*EXERCISE*. Leave out the pictures and repeat everything else in the records exactly.

-- begin --

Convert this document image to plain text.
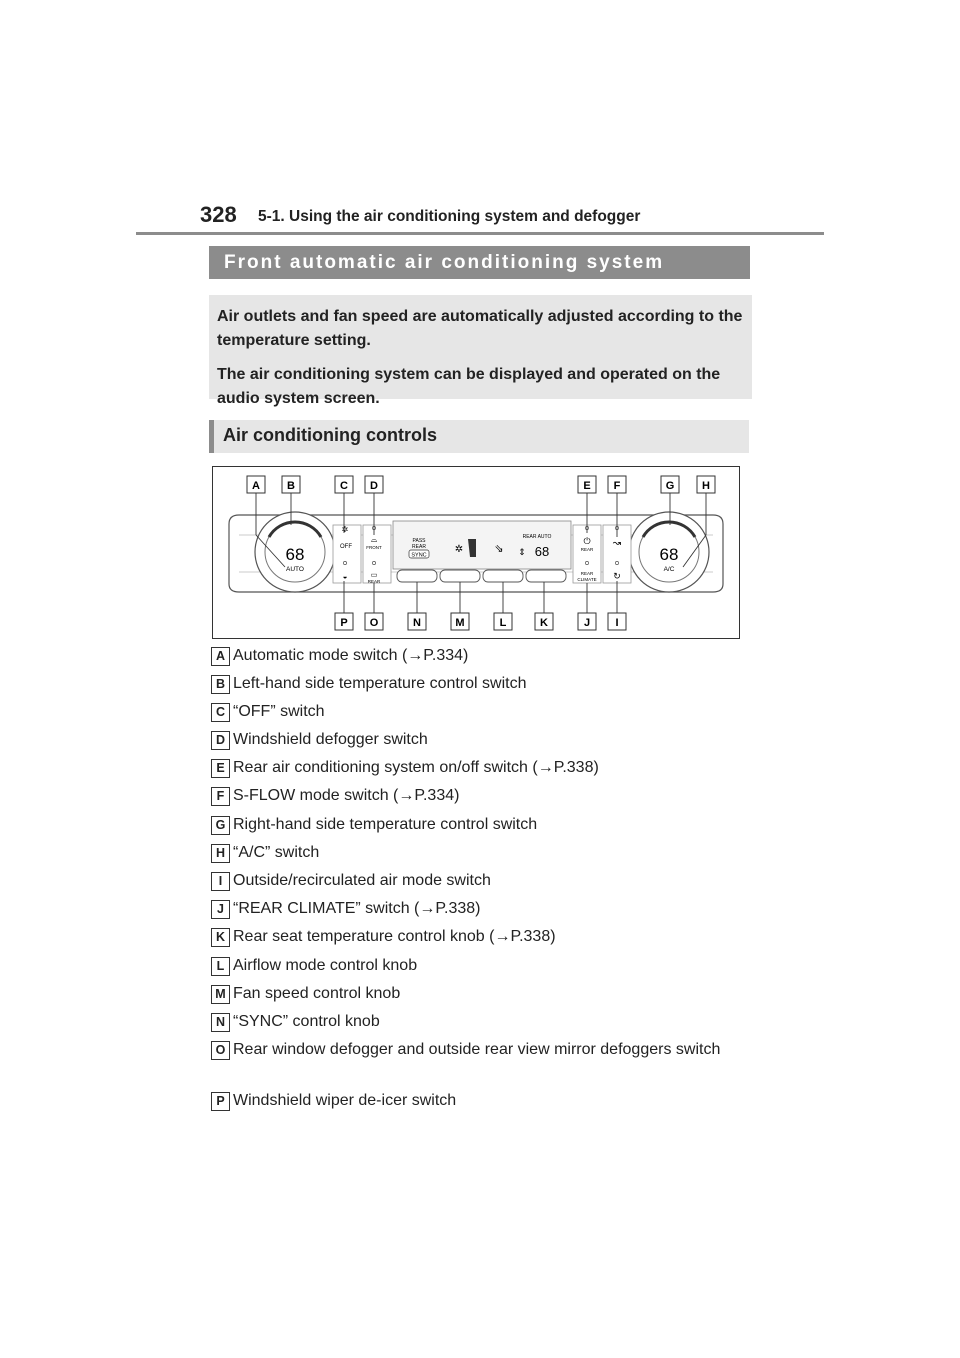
328 5-1. Using the air conditioning system and defogger
Front automatic air conditioning system

Air outlets and fan speed are automatically adjusted according to the temperature setting.

The air conditioning system can be displayed and operated on the audio system screen.

Air conditioning controls
68
AUTO
68
A/C
✲
OFF
◒
⌓
FRONT
▭
REAR
PASS
REAR
SYNC
✲	⇘
REAR AUTO
⇕ 68
⏻
REAR
REAR
CLIMATE
↝
↻
A B	C D	E F	G	H
P O	N	M	L	K	J I
A Automatic mode switch (→P.334)
B Left-hand side temperature control switch
C “OFF” switch
D Windshield defogger switch
E Rear air conditioning system on/off switch (→P.338)
F S-FLOW mode switch (→P.334)
G Right-hand side temperature control switch
H “A/C” switch
I Outside/recirculated air mode switch
J “REAR CLIMATE” switch (→P.338)
K Rear seat temperature control knob (→P.338)
L Airflow mode control knob
M Fan speed control knob
N “SYNC” control knob
O Rear window defogger and outside rear view mirror defoggers switch
P Windshield wiper de-icer switch
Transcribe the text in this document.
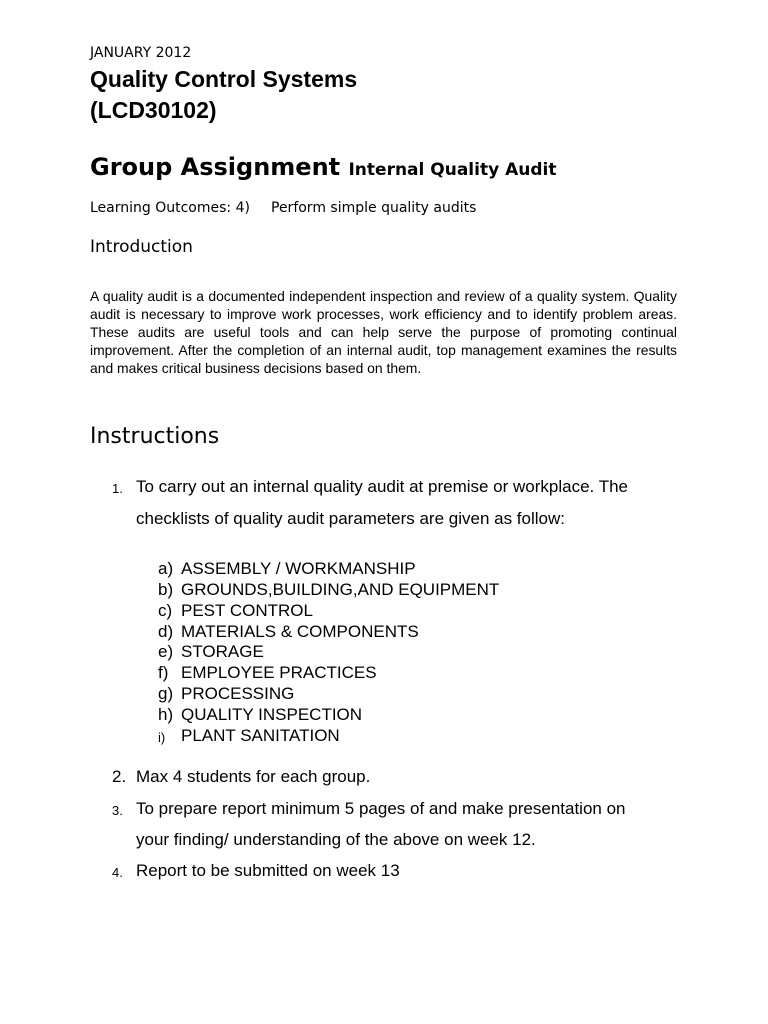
JANUARY 2012
Quality Control Systems
(LCD30102)
Group Assignment Internal Quality Audit
Learning Outcomes: 4) Perform simple quality audits
Introduction

A quality audit is a documented independent inspection and review of a quality system. Quality audit is necessary to improve work processes, work efficiency and to identify problem areas. These audits are useful tools and can help serve the purpose of promoting continual improvement. After the completion of an internal audit, top management examines the results and makes critical business decisions based on them.

Instructions
1. To carry out an internal quality audit at premise or workplace. The
checklists of quality audit parameters are given as follow:
a) ASSEMBLY / WORKMANSHIP
b) GROUNDS,BUILDING,AND EQUIPMENT
c) PEST CONTROL
d) MATERIALS & COMPONENTS
e) STORAGE
f) EMPLOYEE PRACTICES
g) PROCESSING
h) QUALITY INSPECTION
i) PLANT SANITATION
2. Max 4 students for each group.
3. To prepare report minimum 5 pages of and make presentation on
your finding/ understanding of the above on week 12.
4. Report to be submitted on week 13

-- end --

*FULL OUTPUT*.
Convert this document image to plain text.
328 5-1. Using the air conditioning system and defogger
Front automatic air conditioning system

Air outlets and fan speed are automatically adjusted according to the temperature setting.

The air conditioning system can be displayed and operated on the audio system screen.

Air conditioning controls
68
AUTO
68
A/C
✲
OFF
◒
⌓
FRONT
▭
REAR
PASS
REAR
SYNC
✲	⇘
REAR AUTO
⇕ 68
⏻
REAR
REAR
CLIMATE
↝
↻
A B	C D	E F	G	H
P O	N	M	L	K	J I
A Automatic mode switch (→P.334)
B Left-hand side temperature control switch
C “OFF” switch
D Windshield defogger switch
E Rear air conditioning system on/off switch (→P.338)
F S-FLOW mode switch (→P.334)
G Right-hand side temperature control switch
H “A/C” switch
I Outside/recirculated air mode switch
J “REAR CLIMATE” switch (→P.338)
K Rear seat temperature control knob (→P.338)
L Airflow mode control knob
M Fan speed control knob
N “SYNC” control knob
O Rear window defogger and outside rear view mirror defoggers switch
P Windshield wiper de-icer switch
Transcribe the text in this document.
JANUARY 2012
Quality Control Systems
(LCD30102)
Group Assignment Internal Quality Audit
Learning Outcomes: 4) Perform simple quality audits
Introduction

A quality audit is a documented independent inspection and review of a quality system. Quality audit is necessary to improve work processes, work efficiency and to identify problem areas. These audits are useful tools and can help serve the purpose of promoting continual improvement. After the completion of an internal audit, top management examines the results and makes critical business decisions based on them.

Instructions
1. To carry out an internal quality audit at premise or workplace. The
checklists of quality audit parameters are given as follow:
a) ASSEMBLY / WORKMANSHIP
b) GROUNDS,BUILDING,AND EQUIPMENT
c) PEST CONTROL
d) MATERIALS & COMPONENTS
e) STORAGE
f) EMPLOYEE PRACTICES
g) PROCESSING
h) QUALITY INSPECTION
i) PLANT SANITATION
2. Max 4 students for each group.
3. To prepare report minimum 5 pages of and make presentation on
your finding/ understanding of the above on week 12.
4. Report to be submitted on week 13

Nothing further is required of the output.